Exercise details. Scan the data beneath this task and copy each line that includes "Μετακίνηση".

Dataset entries.

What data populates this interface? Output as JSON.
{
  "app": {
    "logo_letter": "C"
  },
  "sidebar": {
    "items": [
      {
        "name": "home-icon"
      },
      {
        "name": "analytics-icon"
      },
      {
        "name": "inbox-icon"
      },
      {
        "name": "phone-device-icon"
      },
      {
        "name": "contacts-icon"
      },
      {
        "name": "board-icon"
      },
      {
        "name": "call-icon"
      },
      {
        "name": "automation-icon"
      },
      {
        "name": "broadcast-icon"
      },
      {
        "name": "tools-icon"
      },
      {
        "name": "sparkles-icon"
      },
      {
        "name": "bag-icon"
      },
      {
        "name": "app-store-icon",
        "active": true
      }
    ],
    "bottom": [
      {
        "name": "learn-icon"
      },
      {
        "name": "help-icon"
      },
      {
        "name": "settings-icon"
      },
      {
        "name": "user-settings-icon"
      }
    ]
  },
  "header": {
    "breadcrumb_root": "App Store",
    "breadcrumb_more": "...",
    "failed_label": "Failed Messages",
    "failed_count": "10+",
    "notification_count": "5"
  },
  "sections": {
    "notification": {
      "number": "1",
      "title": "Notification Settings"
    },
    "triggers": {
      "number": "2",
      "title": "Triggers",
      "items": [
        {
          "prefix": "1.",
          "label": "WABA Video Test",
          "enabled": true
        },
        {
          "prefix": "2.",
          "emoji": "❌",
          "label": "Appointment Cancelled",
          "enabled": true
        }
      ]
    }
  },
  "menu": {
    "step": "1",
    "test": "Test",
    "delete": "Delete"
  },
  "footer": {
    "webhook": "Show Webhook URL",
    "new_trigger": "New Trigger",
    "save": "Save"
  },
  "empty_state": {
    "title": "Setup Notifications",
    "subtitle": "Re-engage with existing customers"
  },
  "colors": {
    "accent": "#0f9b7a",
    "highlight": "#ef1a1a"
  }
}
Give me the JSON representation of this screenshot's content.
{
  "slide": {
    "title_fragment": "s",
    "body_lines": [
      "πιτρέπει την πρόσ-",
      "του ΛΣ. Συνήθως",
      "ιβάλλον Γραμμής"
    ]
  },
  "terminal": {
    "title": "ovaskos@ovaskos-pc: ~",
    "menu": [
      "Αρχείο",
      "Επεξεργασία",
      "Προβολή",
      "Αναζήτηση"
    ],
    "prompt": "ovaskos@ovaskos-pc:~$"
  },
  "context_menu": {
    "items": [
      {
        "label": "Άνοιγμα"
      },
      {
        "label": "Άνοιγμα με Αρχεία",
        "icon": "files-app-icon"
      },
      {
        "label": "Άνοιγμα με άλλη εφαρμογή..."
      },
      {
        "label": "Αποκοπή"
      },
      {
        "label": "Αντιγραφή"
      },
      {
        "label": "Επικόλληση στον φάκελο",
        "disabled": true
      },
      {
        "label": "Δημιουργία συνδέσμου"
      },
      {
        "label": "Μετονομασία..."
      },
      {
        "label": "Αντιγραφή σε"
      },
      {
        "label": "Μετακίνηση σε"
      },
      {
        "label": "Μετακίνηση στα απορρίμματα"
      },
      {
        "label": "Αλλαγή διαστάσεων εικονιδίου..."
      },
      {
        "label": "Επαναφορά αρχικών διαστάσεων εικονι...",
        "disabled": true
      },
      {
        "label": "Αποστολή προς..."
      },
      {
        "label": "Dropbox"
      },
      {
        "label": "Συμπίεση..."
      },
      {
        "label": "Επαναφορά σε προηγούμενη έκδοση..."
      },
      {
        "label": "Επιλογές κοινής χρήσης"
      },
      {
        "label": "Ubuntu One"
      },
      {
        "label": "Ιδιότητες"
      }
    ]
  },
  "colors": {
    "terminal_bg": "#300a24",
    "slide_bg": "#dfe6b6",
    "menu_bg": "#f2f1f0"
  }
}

Expected output.
        "label": "Μετακίνηση σε"
        "label": "Μετακίνηση στα απορρίμματα"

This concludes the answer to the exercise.